◆ **STATED GOAL**: Only lines with the word "color" are needed; collect each of them from the listing below.

◆ **RECORD LIST**:
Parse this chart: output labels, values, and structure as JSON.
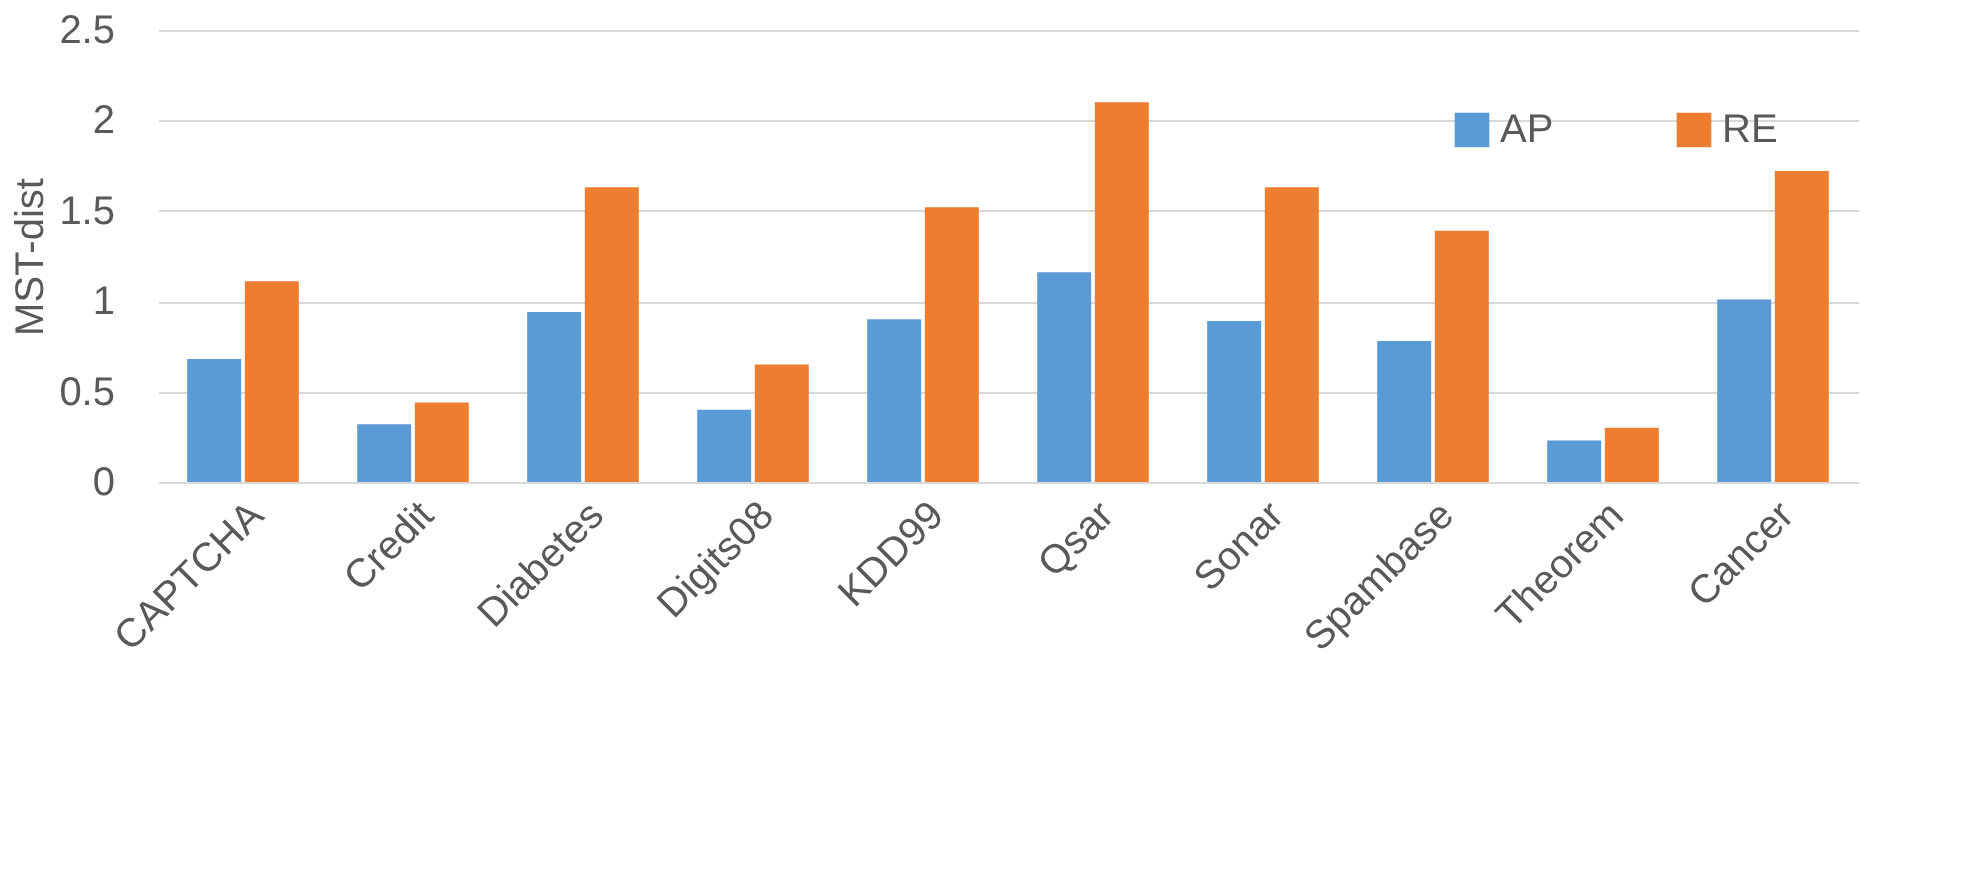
{
  "chart_data": {
    "type": "bar",
    "ylabel": "MST-dist",
    "categories": [
      "CAPTCHA",
      "Credit",
      "Diabetes",
      "Digits08",
      "KDD99",
      "Qsar",
      "Sonar",
      "Spambase",
      "Theorem",
      "Cancer"
    ],
    "series": [
      {
        "name": "AP",
        "color": "#5b9bd5",
        "values": [
          0.68,
          0.32,
          0.94,
          0.4,
          0.9,
          1.16,
          0.89,
          0.78,
          0.23,
          1.01
        ]
      },
      {
        "name": "RE",
        "color": "#ed7d31",
        "values": [
          1.11,
          0.44,
          1.63,
          0.65,
          1.52,
          2.1,
          1.63,
          1.39,
          0.3,
          1.72
        ]
      }
    ],
    "ylim": [
      0,
      2.5
    ],
    "yticks": [
      0,
      0.5,
      1,
      1.5,
      2,
      2.5
    ],
    "grid": "y",
    "legend": "top right"
  }
}
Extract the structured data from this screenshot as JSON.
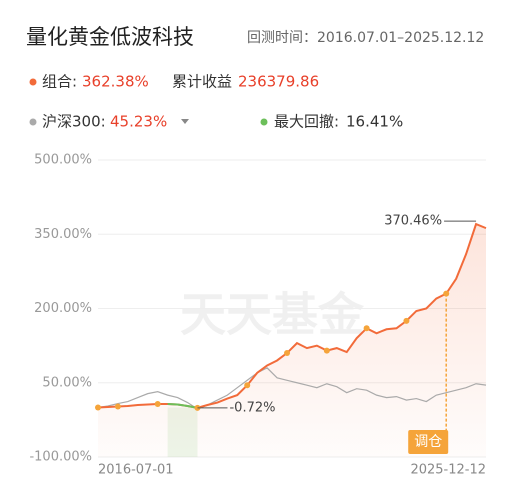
{
  "header": {
    "title": "量化黄金低波科技",
    "period": "回测时间：2016.07.01–2025.12.12"
  },
  "summary": {
    "portfolio_label": "组合:",
    "portfolio_return": "362.38%",
    "cum_label": "累计收益",
    "cum_value": "236379.86",
    "index_label": "沪深300:",
    "index_return": "45.23%",
    "drawdown_label": "最大回撤:",
    "drawdown_value": "16.41%"
  },
  "chart_data": {
    "type": "line",
    "watermark": "天天基金",
    "categories": [
      "2016-07-01",
      null,
      null,
      null,
      null,
      null,
      null,
      null,
      null,
      null,
      null,
      null,
      null,
      null,
      null,
      null,
      null,
      null,
      null,
      null,
      null,
      null,
      null,
      null,
      null,
      null,
      null,
      null,
      null,
      null,
      null,
      null,
      null,
      null,
      null,
      null,
      null,
      null,
      null,
      "2025-12-12"
    ],
    "series": [
      {
        "name": "组合",
        "color": "#f26b3a",
        "values": [
          0,
          1,
          2,
          3,
          5,
          6,
          7,
          7,
          6,
          3,
          -0.72,
          5,
          10,
          18,
          25,
          45,
          70,
          85,
          95,
          110,
          130,
          120,
          125,
          115,
          120,
          112,
          140,
          160,
          150,
          158,
          160,
          175,
          195,
          200,
          220,
          230,
          260,
          310,
          370.46,
          362.38
        ]
      },
      {
        "name": "沪深300",
        "color": "#aaaaaa",
        "values": [
          0,
          3,
          8,
          12,
          20,
          28,
          32,
          25,
          20,
          10,
          -3,
          5,
          15,
          25,
          40,
          55,
          70,
          80,
          60,
          55,
          50,
          45,
          40,
          48,
          42,
          30,
          38,
          35,
          25,
          20,
          22,
          15,
          18,
          12,
          25,
          30,
          35,
          40,
          48,
          45.23
        ]
      }
    ],
    "ylim": [
      -100,
      500
    ],
    "yticks": [
      {
        "value": -100,
        "label": "-100.00%"
      },
      {
        "value": 50,
        "label": "50.00%"
      },
      {
        "value": 200,
        "label": "200.00%"
      },
      {
        "value": 350,
        "label": "350.00%"
      },
      {
        "value": 500,
        "label": "500.00%"
      }
    ],
    "grid": true,
    "drawdown": {
      "start": 7,
      "end": 10,
      "color": "#6cbf5a"
    },
    "markers": [
      0,
      2,
      6,
      10,
      15,
      19,
      23,
      27,
      31,
      35
    ],
    "rebalance": {
      "index": 35,
      "label": "调仓",
      "color": "#f5a43a"
    },
    "annotations": [
      {
        "index": 38,
        "label": "370.46%"
      },
      {
        "index": 10,
        "label": "-0.72%"
      }
    ]
  }
}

◆ **ANSWER TO THE TASK**:
        "color": "#5b9bd5",
        "color": "#ed7d31",
        "color": "#f26b3a",
        "color": "#aaaaaa",
      "color": "#6cbf5a"
      "color": "#f5a43a"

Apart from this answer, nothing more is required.